# [Material for the task]
· · ·

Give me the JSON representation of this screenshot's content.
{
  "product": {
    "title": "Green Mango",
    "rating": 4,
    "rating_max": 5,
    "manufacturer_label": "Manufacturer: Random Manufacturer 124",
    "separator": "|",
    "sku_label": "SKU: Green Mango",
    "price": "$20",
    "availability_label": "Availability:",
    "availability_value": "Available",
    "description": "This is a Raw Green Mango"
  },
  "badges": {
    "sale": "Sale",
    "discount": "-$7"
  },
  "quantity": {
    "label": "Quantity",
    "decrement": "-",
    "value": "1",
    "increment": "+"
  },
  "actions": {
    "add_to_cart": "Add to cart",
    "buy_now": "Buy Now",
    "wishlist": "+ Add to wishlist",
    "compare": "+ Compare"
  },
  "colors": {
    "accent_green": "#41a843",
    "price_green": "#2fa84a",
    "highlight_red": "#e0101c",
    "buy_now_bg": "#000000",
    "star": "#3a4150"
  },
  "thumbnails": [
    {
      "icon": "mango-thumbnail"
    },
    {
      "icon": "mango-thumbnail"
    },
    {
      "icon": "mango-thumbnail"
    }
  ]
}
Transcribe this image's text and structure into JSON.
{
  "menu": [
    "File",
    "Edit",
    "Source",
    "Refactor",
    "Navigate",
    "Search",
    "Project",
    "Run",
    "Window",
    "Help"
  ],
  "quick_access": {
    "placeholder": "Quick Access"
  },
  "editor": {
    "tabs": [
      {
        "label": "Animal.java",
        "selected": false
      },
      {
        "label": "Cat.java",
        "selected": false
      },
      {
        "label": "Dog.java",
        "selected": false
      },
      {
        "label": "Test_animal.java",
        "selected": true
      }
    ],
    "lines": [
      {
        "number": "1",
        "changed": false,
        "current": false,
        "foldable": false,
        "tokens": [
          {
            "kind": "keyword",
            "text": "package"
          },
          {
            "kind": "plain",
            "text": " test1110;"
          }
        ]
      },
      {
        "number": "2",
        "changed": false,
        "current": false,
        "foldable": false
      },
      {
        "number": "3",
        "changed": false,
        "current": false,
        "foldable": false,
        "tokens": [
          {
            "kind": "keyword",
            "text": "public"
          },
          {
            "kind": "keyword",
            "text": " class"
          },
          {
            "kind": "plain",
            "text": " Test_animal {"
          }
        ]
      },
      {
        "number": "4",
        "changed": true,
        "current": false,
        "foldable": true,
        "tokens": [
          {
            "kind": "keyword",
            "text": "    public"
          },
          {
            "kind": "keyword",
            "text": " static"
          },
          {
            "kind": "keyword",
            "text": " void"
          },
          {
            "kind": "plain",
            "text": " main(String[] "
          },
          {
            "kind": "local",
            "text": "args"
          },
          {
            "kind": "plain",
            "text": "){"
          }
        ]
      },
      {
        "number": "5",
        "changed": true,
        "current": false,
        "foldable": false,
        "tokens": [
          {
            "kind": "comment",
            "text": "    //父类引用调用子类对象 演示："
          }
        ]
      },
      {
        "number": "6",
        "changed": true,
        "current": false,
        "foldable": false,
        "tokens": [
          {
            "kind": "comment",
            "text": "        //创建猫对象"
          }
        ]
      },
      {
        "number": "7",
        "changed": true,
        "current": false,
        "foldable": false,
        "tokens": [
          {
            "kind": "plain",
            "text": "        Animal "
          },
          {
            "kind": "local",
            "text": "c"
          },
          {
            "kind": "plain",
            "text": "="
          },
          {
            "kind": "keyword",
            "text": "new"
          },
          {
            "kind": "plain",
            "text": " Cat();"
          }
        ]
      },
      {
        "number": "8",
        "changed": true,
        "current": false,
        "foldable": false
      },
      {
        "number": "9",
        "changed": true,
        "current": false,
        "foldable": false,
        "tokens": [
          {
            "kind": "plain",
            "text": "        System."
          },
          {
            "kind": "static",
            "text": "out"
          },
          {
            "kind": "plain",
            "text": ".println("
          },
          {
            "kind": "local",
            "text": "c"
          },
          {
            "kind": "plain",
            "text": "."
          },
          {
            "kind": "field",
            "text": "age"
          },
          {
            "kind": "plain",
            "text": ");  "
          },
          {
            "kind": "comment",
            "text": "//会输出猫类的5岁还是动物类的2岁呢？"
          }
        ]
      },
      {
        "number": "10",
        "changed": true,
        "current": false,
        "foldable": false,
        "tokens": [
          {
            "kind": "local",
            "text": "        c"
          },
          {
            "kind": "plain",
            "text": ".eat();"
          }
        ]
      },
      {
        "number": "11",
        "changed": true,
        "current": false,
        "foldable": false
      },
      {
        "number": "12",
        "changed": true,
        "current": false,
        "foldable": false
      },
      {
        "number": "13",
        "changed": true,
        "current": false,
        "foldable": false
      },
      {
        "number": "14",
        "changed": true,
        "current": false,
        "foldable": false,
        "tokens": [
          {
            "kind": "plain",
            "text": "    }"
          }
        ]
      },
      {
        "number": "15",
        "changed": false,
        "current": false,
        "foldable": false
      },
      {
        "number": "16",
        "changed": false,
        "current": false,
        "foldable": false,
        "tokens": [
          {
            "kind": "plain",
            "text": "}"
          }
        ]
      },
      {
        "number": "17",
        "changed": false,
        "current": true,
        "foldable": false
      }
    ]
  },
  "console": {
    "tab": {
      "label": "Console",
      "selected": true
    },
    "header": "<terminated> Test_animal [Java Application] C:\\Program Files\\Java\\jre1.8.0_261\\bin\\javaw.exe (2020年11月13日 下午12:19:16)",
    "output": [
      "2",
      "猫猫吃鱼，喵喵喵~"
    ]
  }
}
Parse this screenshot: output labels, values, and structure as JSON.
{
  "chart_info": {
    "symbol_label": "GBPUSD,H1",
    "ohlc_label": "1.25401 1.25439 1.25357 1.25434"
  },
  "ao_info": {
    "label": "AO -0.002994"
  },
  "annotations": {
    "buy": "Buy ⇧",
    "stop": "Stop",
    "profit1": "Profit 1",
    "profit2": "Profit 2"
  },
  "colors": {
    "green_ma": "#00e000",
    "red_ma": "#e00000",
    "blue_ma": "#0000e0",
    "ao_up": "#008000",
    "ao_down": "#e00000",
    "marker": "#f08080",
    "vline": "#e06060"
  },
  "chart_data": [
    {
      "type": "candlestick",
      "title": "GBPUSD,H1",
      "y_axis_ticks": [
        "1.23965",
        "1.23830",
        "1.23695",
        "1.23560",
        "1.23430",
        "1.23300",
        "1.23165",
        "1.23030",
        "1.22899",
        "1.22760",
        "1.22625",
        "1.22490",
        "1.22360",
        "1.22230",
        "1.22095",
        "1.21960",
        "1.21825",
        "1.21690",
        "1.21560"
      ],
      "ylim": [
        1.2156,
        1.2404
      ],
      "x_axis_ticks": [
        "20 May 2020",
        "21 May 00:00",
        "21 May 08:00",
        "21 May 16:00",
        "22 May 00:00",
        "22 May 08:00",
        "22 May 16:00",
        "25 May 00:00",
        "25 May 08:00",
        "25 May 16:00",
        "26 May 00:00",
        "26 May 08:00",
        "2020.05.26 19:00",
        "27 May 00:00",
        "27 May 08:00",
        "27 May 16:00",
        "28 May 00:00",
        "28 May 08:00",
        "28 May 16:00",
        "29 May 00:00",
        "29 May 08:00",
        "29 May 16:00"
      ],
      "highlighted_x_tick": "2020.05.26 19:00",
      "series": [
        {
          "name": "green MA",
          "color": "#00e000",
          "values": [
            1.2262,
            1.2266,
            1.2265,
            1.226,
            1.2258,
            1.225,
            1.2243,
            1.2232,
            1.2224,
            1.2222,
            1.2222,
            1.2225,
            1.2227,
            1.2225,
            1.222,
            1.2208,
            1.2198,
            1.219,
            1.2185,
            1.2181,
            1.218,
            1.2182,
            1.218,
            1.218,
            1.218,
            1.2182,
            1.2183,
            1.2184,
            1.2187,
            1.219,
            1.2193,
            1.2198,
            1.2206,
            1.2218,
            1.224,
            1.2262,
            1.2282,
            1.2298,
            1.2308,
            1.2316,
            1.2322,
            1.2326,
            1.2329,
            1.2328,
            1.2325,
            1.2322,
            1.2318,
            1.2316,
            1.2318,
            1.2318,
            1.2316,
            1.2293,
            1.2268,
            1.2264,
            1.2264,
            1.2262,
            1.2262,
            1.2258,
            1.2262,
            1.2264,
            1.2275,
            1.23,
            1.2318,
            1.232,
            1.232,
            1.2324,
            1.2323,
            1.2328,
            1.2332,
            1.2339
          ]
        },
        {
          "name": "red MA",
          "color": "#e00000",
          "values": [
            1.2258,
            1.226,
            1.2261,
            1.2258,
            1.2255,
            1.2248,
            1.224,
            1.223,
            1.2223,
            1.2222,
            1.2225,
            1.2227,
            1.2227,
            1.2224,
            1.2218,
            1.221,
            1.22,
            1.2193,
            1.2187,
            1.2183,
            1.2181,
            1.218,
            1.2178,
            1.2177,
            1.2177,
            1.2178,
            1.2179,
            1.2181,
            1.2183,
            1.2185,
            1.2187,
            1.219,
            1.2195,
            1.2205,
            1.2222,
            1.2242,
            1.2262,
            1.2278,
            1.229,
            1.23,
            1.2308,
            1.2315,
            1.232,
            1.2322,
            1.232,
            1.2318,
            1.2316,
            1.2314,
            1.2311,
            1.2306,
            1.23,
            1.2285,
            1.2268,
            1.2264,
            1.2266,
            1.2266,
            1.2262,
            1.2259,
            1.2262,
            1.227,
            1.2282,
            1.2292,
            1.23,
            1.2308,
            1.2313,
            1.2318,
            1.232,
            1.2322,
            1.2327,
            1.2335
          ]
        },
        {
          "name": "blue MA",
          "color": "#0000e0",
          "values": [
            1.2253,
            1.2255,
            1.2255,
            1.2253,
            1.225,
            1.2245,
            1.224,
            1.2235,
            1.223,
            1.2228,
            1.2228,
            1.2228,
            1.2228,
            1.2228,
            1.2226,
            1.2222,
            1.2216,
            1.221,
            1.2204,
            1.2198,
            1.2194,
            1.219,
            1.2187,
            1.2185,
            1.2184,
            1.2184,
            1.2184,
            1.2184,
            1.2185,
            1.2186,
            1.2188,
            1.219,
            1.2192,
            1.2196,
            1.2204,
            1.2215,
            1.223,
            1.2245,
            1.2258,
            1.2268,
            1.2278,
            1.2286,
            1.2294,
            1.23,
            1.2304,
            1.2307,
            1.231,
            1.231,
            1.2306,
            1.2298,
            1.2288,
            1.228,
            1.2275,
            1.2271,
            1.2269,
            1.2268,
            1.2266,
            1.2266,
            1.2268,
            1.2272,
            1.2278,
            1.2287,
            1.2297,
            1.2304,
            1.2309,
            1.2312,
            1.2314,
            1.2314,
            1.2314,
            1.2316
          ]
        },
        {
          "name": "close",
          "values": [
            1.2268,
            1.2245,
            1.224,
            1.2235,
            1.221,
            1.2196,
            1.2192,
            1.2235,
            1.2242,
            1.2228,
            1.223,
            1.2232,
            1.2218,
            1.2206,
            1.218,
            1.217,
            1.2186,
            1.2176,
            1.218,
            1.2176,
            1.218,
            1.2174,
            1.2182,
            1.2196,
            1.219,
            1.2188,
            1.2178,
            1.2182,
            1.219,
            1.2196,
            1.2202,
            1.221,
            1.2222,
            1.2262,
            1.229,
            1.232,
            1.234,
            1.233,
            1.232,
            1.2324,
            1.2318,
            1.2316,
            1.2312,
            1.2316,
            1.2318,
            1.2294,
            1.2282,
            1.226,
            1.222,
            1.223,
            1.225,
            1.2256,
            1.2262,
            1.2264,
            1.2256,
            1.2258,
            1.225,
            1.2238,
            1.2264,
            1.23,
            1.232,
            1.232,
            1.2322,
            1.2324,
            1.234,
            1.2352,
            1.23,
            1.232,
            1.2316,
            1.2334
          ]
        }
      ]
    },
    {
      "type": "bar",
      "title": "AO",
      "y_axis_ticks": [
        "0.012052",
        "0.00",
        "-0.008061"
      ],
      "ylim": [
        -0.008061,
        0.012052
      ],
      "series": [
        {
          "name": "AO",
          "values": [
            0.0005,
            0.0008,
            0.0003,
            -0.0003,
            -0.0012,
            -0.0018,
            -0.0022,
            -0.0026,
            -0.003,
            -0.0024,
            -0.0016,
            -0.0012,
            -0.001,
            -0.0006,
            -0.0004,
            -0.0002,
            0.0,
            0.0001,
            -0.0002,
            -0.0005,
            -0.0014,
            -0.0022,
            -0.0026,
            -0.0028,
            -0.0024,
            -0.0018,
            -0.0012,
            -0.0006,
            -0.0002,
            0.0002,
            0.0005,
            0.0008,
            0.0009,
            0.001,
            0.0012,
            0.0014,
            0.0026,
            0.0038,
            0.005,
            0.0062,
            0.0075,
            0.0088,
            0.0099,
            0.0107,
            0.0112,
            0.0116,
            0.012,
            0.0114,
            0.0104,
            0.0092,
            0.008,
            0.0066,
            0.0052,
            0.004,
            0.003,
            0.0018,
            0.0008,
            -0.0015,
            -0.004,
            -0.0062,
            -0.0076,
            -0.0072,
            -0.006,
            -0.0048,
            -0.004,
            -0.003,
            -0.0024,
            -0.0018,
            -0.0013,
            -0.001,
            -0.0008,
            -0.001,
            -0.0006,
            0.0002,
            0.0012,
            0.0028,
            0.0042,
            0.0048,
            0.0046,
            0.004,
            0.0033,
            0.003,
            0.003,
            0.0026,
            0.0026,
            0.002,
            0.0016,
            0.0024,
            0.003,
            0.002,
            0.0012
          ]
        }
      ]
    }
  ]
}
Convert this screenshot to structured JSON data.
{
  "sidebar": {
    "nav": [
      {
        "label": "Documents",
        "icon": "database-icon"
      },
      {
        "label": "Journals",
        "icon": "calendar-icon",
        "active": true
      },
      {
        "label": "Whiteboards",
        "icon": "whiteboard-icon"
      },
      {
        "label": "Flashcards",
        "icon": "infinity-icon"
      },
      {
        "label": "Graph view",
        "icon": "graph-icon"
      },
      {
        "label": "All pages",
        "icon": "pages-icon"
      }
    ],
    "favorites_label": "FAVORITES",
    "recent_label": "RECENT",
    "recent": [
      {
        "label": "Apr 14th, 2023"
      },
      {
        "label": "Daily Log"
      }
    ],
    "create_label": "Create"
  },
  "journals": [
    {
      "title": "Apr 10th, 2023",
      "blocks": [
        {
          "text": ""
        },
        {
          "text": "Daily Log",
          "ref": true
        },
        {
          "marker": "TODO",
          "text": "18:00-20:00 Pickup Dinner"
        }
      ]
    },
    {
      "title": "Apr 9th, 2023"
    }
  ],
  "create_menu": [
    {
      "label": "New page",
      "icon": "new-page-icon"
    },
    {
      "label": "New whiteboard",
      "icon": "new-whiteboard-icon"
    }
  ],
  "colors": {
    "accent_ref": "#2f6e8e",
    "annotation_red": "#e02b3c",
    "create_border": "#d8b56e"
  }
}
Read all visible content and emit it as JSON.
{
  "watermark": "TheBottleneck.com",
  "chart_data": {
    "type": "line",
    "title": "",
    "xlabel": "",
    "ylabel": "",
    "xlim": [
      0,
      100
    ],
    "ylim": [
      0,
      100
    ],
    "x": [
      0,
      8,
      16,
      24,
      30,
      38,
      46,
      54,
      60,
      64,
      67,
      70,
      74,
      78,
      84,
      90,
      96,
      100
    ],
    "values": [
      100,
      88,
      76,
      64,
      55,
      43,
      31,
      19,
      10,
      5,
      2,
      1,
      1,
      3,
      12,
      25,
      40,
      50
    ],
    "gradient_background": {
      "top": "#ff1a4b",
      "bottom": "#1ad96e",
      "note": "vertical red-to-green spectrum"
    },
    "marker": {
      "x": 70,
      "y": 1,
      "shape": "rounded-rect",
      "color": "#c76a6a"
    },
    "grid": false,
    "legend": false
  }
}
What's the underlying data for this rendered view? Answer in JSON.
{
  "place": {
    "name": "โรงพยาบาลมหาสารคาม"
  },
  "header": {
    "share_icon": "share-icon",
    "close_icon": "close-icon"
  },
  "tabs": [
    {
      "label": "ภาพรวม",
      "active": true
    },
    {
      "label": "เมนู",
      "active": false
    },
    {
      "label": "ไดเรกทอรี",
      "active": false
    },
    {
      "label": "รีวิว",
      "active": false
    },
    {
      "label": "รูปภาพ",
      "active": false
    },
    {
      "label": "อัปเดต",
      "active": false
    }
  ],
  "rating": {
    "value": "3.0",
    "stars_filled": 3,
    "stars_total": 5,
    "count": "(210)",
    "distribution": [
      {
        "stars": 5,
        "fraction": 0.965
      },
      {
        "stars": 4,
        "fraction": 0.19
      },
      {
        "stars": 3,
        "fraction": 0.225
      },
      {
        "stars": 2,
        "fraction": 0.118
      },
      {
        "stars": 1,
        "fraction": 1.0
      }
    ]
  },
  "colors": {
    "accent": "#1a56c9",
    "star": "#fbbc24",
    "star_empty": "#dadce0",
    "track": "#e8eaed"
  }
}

· · ·

# [Exercise prompt]
Of the lines above, copy each that contains "output".

# [Complete answer]
    "output": [
Parse this screenshot: output labels, values, and structure as JSON.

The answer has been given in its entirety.